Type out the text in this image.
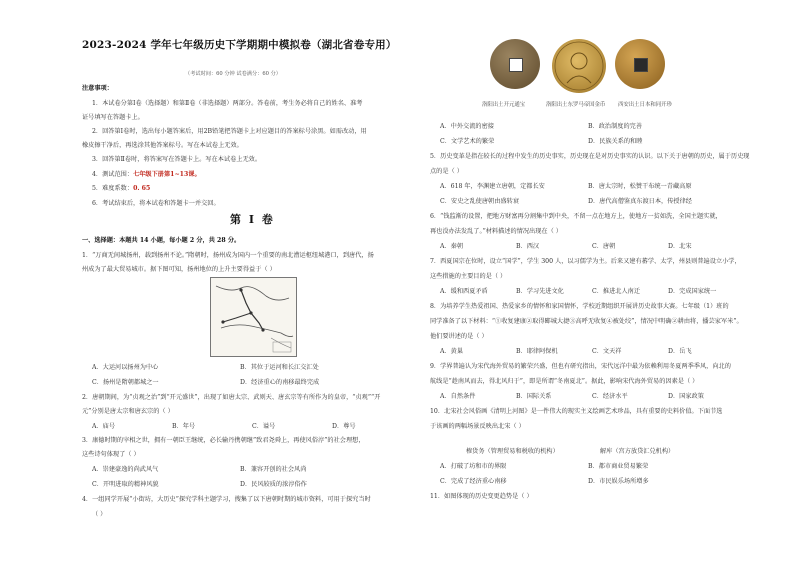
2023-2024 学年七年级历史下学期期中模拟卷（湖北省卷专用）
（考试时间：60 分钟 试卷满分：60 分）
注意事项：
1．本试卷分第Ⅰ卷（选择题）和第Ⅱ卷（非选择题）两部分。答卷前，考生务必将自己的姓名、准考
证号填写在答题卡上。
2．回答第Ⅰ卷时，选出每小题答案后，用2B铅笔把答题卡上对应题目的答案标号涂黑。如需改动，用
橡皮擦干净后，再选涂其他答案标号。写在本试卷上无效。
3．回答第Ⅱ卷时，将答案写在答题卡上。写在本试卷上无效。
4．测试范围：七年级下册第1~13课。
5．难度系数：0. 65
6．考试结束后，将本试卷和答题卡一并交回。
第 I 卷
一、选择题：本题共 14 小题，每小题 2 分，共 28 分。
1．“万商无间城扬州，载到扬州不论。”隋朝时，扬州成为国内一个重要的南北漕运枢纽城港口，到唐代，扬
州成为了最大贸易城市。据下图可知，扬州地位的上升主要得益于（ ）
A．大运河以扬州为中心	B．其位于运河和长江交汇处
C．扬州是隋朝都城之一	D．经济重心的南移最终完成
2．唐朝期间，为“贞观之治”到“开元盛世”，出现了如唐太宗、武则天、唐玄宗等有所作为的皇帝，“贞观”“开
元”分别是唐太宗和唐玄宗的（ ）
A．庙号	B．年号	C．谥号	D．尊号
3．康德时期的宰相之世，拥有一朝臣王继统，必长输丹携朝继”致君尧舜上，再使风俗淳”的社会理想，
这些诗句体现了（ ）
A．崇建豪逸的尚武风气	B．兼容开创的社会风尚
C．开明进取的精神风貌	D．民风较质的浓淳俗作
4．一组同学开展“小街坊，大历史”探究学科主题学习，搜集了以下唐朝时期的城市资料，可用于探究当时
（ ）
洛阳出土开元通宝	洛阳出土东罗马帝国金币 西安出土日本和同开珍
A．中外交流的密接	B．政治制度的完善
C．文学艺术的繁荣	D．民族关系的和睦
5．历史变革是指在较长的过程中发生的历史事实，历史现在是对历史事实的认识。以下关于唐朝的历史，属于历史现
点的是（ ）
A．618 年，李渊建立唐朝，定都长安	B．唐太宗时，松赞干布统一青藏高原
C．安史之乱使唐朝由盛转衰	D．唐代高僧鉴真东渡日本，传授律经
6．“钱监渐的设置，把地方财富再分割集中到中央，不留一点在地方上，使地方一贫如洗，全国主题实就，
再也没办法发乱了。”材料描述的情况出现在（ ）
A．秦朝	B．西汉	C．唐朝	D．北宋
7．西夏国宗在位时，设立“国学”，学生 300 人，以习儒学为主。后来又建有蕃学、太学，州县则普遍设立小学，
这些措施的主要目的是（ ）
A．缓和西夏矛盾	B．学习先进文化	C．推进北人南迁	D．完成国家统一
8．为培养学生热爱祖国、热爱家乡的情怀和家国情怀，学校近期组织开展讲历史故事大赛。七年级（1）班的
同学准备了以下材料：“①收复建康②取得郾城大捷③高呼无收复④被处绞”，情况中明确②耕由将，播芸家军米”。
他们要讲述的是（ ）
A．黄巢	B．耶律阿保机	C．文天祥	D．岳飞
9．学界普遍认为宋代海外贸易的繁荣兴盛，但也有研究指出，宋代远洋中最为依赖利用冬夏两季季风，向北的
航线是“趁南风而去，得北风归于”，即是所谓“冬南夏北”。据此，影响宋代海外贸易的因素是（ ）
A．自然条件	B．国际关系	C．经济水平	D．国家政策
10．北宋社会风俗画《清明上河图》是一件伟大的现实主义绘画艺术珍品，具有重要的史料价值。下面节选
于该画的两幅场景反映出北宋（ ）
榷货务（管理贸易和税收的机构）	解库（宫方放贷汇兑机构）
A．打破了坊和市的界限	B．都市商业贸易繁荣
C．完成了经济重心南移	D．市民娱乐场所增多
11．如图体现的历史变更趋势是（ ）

════════

PROBLEM DESCRIPTION
Repeat the data exactly in full, omitting its pictures.

TASK RESPONSE
Type out the text in this image.
2023-2024 学年七年级历史下学期期中模拟卷（湖北省卷专用）
（考试时间：60 分钟 试卷满分：60 分）
注意事项：
1．本试卷分第Ⅰ卷（选择题）和第Ⅱ卷（非选择题）两部分。答卷前，考生务必将自己的姓名、准考
证号填写在答题卡上。
2．回答第Ⅰ卷时，选出每小题答案后，用2B铅笔把答题卡上对应题目的答案标号涂黑。如需改动，用
橡皮擦干净后，再选涂其他答案标号。写在本试卷上无效。
3．回答第Ⅱ卷时，将答案写在答题卡上。写在本试卷上无效。
4．测试范围：七年级下册第1~13课。
5．难度系数：0. 65
6．考试结束后，将本试卷和答题卡一并交回。
第 I 卷
一、选择题：本题共 14 小题，每小题 2 分，共 28 分。
1．“万商无间城扬州，载到扬州不论。”隋朝时，扬州成为国内一个重要的南北漕运枢纽城港口，到唐代，扬
州成为了最大贸易城市。据下图可知，扬州地位的上升主要得益于（ ）
A．大运河以扬州为中心	B．其位于运河和长江交汇处
C．扬州是隋朝都城之一	D．经济重心的南移最终完成
2．唐朝期间，为“贞观之治”到“开元盛世”，出现了如唐太宗、武则天、唐玄宗等有所作为的皇帝，“贞观”“开
元”分别是唐太宗和唐玄宗的（ ）
A．庙号	B．年号	C．谥号	D．尊号
3．康德时期的宰相之世，拥有一朝臣王继统，必长输丹携朝继”致君尧舜上，再使风俗淳”的社会理想，
这些诗句体现了（ ）
A．崇建豪逸的尚武风气	B．兼容开创的社会风尚
C．开明进取的精神风貌	D．民风较质的浓淳俗作
4．一组同学开展“小街坊，大历史”探究学科主题学习，搜集了以下唐朝时期的城市资料，可用于探究当时
（ ）
洛阳出土开元通宝	洛阳出土东罗马帝国金币 西安出土日本和同开珍
A．中外交流的密接	B．政治制度的完善
C．文学艺术的繁荣	D．民族关系的和睦
5．历史变革是指在较长的过程中发生的历史事实，历史现在是对历史事实的认识。以下关于唐朝的历史，属于历史现
点的是（ ）
A．618 年，李渊建立唐朝，定都长安	B．唐太宗时，松赞干布统一青藏高原
C．安史之乱使唐朝由盛转衰	D．唐代高僧鉴真东渡日本，传授律经
6．“钱监渐的设置，把地方财富再分割集中到中央，不留一点在地方上，使地方一贫如洗，全国主题实就，
再也没办法发乱了。”材料描述的情况出现在（ ）
A．秦朝	B．西汉	C．唐朝	D．北宋
7．西夏国宗在位时，设立“国学”，学生 300 人，以习儒学为主。后来又建有蕃学、太学，州县则普遍设立小学，
这些措施的主要目的是（ ）
A．缓和西夏矛盾	B．学习先进文化	C．推进北人南迁	D．完成国家统一
8．为培养学生热爱祖国、热爱家乡的情怀和家国情怀，学校近期组织开展讲历史故事大赛。七年级（1）班的
同学准备了以下材料：“①收复建康②取得郾城大捷③高呼无收复④被处绞”，情况中明确②耕由将，播芸家军米”。
他们要讲述的是（ ）
A．黄巢	B．耶律阿保机	C．文天祥	D．岳飞
9．学界普遍认为宋代海外贸易的繁荣兴盛，但也有研究指出，宋代远洋中最为依赖利用冬夏两季季风，向北的
航线是“趁南风而去，得北风归于”，即是所谓“冬南夏北”。据此，影响宋代海外贸易的因素是（ ）
A．自然条件	B．国际关系	C．经济水平	D．国家政策
10．北宋社会风俗画《清明上河图》是一件伟大的现实主义绘画艺术珍品，具有重要的史料价值。下面节选
于该画的两幅场景反映出北宋（ ）
榷货务（管理贸易和税收的机构）	解库（宫方放贷汇兑机构）
A．打破了坊和市的界限	B．都市商业贸易繁荣
C．完成了经济重心南移	D．市民娱乐场所增多
11．如图体现的历史变更趋势是（ ）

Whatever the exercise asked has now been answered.